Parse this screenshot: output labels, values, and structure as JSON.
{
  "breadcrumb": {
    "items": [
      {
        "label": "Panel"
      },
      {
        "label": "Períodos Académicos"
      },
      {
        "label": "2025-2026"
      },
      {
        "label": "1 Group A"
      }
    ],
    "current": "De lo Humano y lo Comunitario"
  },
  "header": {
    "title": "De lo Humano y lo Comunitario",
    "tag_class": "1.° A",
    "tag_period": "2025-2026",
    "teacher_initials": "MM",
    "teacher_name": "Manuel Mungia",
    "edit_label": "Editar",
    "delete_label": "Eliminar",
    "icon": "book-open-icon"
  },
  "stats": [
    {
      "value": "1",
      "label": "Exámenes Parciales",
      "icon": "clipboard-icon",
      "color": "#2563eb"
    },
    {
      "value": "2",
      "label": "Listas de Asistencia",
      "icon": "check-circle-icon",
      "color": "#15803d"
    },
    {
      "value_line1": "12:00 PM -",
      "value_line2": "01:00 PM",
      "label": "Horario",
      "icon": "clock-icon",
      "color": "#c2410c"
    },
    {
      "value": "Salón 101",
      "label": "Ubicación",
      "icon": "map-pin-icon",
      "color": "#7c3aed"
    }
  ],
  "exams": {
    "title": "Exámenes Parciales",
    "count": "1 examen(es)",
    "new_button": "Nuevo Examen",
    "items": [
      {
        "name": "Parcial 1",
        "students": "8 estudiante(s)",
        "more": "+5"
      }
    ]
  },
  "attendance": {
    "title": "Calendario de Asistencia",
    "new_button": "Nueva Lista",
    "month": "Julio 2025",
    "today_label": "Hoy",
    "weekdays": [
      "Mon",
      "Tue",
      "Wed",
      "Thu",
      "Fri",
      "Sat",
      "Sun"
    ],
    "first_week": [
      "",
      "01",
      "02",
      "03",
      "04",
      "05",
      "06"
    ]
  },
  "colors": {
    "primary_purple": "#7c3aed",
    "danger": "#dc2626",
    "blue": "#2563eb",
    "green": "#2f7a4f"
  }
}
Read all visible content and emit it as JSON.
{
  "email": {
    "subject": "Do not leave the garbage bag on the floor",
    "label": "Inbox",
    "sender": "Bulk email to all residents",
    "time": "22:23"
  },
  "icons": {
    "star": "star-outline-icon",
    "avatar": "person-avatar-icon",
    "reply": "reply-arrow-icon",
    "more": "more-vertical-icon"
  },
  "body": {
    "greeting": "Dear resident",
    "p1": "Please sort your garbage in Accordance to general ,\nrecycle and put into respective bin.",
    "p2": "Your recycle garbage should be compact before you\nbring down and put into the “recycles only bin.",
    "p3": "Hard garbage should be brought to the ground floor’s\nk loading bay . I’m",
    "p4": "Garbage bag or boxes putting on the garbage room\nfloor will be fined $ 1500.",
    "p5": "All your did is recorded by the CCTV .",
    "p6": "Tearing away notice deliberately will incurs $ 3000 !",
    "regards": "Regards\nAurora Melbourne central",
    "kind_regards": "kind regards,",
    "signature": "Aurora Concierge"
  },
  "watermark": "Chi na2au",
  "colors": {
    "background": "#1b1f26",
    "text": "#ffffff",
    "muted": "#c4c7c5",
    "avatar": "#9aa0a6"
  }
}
^^^^^^^^^^^^^^^^
▶ **SET TASK**: Write out every record, exactly as written.

▶ **EXERCISE OUTPUT**:
Parse this screenshot: output labels, values, and structure as JSON.
{
  "breadcrumb": {
    "items": [
      {
        "label": "Panel"
      },
      {
        "label": "Períodos Académicos"
      },
      {
        "label": "2025-2026"
      },
      {
        "label": "1 Group A"
      }
    ],
    "current": "De lo Humano y lo Comunitario"
  },
  "header": {
    "title": "De lo Humano y lo Comunitario",
    "tag_class": "1.° A",
    "tag_period": "2025-2026",
    "teacher_initials": "MM",
    "teacher_name": "Manuel Mungia",
    "edit_label": "Editar",
    "delete_label": "Eliminar",
    "icon": "book-open-icon"
  },
  "stats": [
    {
      "value": "1",
      "label": "Exámenes Parciales",
      "icon": "clipboard-icon",
      "color": "#2563eb"
    },
    {
      "value": "2",
      "label": "Listas de Asistencia",
      "icon": "check-circle-icon",
      "color": "#15803d"
    },
    {
      "value_line1": "12:00 PM -",
      "value_line2": "01:00 PM",
      "label": "Horario",
      "icon": "clock-icon",
      "color": "#c2410c"
    },
    {
      "value": "Salón 101",
      "label": "Ubicación",
      "icon": "map-pin-icon",
      "color": "#7c3aed"
    }
  ],
  "exams": {
    "title": "Exámenes Parciales",
    "count": "1 examen(es)",
    "new_button": "Nuevo Examen",
    "items": [
      {
        "name": "Parcial 1",
        "students": "8 estudiante(s)",
        "more": "+5"
      }
    ]
  },
  "attendance": {
    "title": "Calendario de Asistencia",
    "new_button": "Nueva Lista",
    "month": "Julio 2025",
    "today_label": "Hoy",
    "weekdays": [
      "Mon",
      "Tue",
      "Wed",
      "Thu",
      "Fri",
      "Sat",
      "Sun"
    ],
    "first_week": [
      "",
      "01",
      "02",
      "03",
      "04",
      "05",
      "06"
    ]
  },
  "colors": {
    "primary_purple": "#7c3aed",
    "danger": "#dc2626",
    "blue": "#2563eb",
    "green": "#2f7a4f"
  }
}
Read all visible content and emit it as JSON.
{
  "email": {
    "subject": "Do not leave the garbage bag on the floor",
    "label": "Inbox",
    "sender": "Bulk email to all residents",
    "time": "22:23"
  },
  "icons": {
    "star": "star-outline-icon",
    "avatar": "person-avatar-icon",
    "reply": "reply-arrow-icon",
    "more": "more-vertical-icon"
  },
  "body": {
    "greeting": "Dear resident",
    "p1": "Please sort your garbage in Accordance to general ,\nrecycle and put into respective bin.",
    "p2": "Your recycle garbage should be compact before you\nbring down and put into the “recycles only bin.",
    "p3": "Hard garbage should be brought to the ground floor’s\nk loading bay . I’m",
    "p4": "Garbage bag or boxes putting on the garbage room\nfloor will be fined $ 1500.",
    "p5": "All your did is recorded by the CCTV .",
    "p6": "Tearing away notice deliberately will incurs $ 3000 !",
    "regards": "Regards\nAurora Melbourne central",
    "kind_regards": "kind regards,",
    "signature": "Aurora Concierge"
  },
  "watermark": "Chi na2au",
  "colors": {
    "background": "#1b1f26",
    "text": "#ffffff",
    "muted": "#c4c7c5",
    "avatar": "#9aa0a6"
  }
}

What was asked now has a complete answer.